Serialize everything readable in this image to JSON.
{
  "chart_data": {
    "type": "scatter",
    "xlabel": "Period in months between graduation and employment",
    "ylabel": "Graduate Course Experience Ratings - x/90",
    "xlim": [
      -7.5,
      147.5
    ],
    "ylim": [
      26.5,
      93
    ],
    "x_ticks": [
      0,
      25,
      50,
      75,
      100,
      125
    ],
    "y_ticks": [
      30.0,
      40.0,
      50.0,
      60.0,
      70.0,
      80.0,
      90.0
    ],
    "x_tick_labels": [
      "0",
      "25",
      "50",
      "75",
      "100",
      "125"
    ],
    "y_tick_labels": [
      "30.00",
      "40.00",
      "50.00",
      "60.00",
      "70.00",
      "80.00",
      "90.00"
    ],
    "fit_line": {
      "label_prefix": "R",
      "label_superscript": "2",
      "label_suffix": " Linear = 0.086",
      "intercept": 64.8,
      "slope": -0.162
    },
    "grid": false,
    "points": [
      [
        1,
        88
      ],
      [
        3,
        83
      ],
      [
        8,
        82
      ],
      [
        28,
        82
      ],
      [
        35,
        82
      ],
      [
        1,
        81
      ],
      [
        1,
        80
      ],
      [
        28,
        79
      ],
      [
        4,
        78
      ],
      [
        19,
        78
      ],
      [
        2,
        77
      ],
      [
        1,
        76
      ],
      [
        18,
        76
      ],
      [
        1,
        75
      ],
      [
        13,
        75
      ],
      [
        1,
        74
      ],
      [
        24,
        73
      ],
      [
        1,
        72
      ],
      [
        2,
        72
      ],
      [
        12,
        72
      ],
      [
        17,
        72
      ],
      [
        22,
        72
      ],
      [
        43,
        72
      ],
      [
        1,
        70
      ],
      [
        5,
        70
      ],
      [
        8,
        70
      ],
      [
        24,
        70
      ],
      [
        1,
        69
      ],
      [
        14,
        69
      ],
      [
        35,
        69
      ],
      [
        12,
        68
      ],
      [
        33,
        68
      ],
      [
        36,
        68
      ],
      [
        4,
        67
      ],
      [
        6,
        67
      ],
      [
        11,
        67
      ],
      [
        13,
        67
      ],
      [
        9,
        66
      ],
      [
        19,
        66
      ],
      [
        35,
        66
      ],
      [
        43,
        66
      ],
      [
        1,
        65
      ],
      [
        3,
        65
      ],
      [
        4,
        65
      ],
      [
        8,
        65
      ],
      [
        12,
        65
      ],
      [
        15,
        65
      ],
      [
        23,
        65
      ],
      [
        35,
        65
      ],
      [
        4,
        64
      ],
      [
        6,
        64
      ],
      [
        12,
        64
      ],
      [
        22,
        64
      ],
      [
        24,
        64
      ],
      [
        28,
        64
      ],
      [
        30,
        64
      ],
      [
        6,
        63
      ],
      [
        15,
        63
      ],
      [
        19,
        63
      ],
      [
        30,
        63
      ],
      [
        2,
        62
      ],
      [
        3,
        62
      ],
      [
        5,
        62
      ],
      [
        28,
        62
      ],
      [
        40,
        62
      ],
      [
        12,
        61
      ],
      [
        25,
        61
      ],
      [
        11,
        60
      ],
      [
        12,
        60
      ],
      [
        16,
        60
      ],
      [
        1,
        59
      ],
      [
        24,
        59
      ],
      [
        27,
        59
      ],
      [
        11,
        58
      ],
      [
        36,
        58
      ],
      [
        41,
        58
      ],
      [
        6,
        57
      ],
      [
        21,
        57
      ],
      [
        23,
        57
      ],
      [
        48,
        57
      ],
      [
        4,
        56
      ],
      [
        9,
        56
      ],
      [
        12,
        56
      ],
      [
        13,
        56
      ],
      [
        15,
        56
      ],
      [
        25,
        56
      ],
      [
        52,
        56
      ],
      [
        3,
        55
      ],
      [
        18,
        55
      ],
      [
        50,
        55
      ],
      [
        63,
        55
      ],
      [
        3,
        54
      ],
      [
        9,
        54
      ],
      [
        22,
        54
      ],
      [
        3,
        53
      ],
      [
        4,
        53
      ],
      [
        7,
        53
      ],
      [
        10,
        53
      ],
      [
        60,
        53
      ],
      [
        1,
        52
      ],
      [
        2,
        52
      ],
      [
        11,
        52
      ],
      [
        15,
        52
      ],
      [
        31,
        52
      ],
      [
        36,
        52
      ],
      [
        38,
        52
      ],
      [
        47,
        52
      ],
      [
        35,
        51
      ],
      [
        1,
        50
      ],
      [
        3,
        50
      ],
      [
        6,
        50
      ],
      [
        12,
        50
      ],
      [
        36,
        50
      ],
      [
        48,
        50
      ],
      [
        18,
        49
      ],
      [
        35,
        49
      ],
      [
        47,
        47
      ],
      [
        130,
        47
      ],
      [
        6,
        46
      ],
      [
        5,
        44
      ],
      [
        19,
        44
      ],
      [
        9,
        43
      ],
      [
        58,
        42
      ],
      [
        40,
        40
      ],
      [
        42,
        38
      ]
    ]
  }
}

§

● **Aim of the exercise**
Please repeat the listing exactly, with nothing left out.

● **Answer**
Serialize everything readable in this image to JSON.
{
  "chart_data": {
    "type": "scatter",
    "xlabel": "Period in months between graduation and employment",
    "ylabel": "Graduate Course Experience Ratings - x/90",
    "xlim": [
      -7.5,
      147.5
    ],
    "ylim": [
      26.5,
      93
    ],
    "x_ticks": [
      0,
      25,
      50,
      75,
      100,
      125
    ],
    "y_ticks": [
      30.0,
      40.0,
      50.0,
      60.0,
      70.0,
      80.0,
      90.0
    ],
    "x_tick_labels": [
      "0",
      "25",
      "50",
      "75",
      "100",
      "125"
    ],
    "y_tick_labels": [
      "30.00",
      "40.00",
      "50.00",
      "60.00",
      "70.00",
      "80.00",
      "90.00"
    ],
    "fit_line": {
      "label_prefix": "R",
      "label_superscript": "2",
      "label_suffix": " Linear = 0.086",
      "intercept": 64.8,
      "slope": -0.162
    },
    "grid": false,
    "points": [
      [
        1,
        88
      ],
      [
        3,
        83
      ],
      [
        8,
        82
      ],
      [
        28,
        82
      ],
      [
        35,
        82
      ],
      [
        1,
        81
      ],
      [
        1,
        80
      ],
      [
        28,
        79
      ],
      [
        4,
        78
      ],
      [
        19,
        78
      ],
      [
        2,
        77
      ],
      [
        1,
        76
      ],
      [
        18,
        76
      ],
      [
        1,
        75
      ],
      [
        13,
        75
      ],
      [
        1,
        74
      ],
      [
        24,
        73
      ],
      [
        1,
        72
      ],
      [
        2,
        72
      ],
      [
        12,
        72
      ],
      [
        17,
        72
      ],
      [
        22,
        72
      ],
      [
        43,
        72
      ],
      [
        1,
        70
      ],
      [
        5,
        70
      ],
      [
        8,
        70
      ],
      [
        24,
        70
      ],
      [
        1,
        69
      ],
      [
        14,
        69
      ],
      [
        35,
        69
      ],
      [
        12,
        68
      ],
      [
        33,
        68
      ],
      [
        36,
        68
      ],
      [
        4,
        67
      ],
      [
        6,
        67
      ],
      [
        11,
        67
      ],
      [
        13,
        67
      ],
      [
        9,
        66
      ],
      [
        19,
        66
      ],
      [
        35,
        66
      ],
      [
        43,
        66
      ],
      [
        1,
        65
      ],
      [
        3,
        65
      ],
      [
        4,
        65
      ],
      [
        8,
        65
      ],
      [
        12,
        65
      ],
      [
        15,
        65
      ],
      [
        23,
        65
      ],
      [
        35,
        65
      ],
      [
        4,
        64
      ],
      [
        6,
        64
      ],
      [
        12,
        64
      ],
      [
        22,
        64
      ],
      [
        24,
        64
      ],
      [
        28,
        64
      ],
      [
        30,
        64
      ],
      [
        6,
        63
      ],
      [
        15,
        63
      ],
      [
        19,
        63
      ],
      [
        30,
        63
      ],
      [
        2,
        62
      ],
      [
        3,
        62
      ],
      [
        5,
        62
      ],
      [
        28,
        62
      ],
      [
        40,
        62
      ],
      [
        12,
        61
      ],
      [
        25,
        61
      ],
      [
        11,
        60
      ],
      [
        12,
        60
      ],
      [
        16,
        60
      ],
      [
        1,
        59
      ],
      [
        24,
        59
      ],
      [
        27,
        59
      ],
      [
        11,
        58
      ],
      [
        36,
        58
      ],
      [
        41,
        58
      ],
      [
        6,
        57
      ],
      [
        21,
        57
      ],
      [
        23,
        57
      ],
      [
        48,
        57
      ],
      [
        4,
        56
      ],
      [
        9,
        56
      ],
      [
        12,
        56
      ],
      [
        13,
        56
      ],
      [
        15,
        56
      ],
      [
        25,
        56
      ],
      [
        52,
        56
      ],
      [
        3,
        55
      ],
      [
        18,
        55
      ],
      [
        50,
        55
      ],
      [
        63,
        55
      ],
      [
        3,
        54
      ],
      [
        9,
        54
      ],
      [
        22,
        54
      ],
      [
        3,
        53
      ],
      [
        4,
        53
      ],
      [
        7,
        53
      ],
      [
        10,
        53
      ],
      [
        60,
        53
      ],
      [
        1,
        52
      ],
      [
        2,
        52
      ],
      [
        11,
        52
      ],
      [
        15,
        52
      ],
      [
        31,
        52
      ],
      [
        36,
        52
      ],
      [
        38,
        52
      ],
      [
        47,
        52
      ],
      [
        35,
        51
      ],
      [
        1,
        50
      ],
      [
        3,
        50
      ],
      [
        6,
        50
      ],
      [
        12,
        50
      ],
      [
        36,
        50
      ],
      [
        48,
        50
      ],
      [
        18,
        49
      ],
      [
        35,
        49
      ],
      [
        47,
        47
      ],
      [
        130,
        47
      ],
      [
        6,
        46
      ],
      [
        5,
        44
      ],
      [
        19,
        44
      ],
      [
        9,
        43
      ],
      [
        58,
        42
      ],
      [
        40,
        40
      ],
      [
        42,
        38
      ]
    ]
  }
}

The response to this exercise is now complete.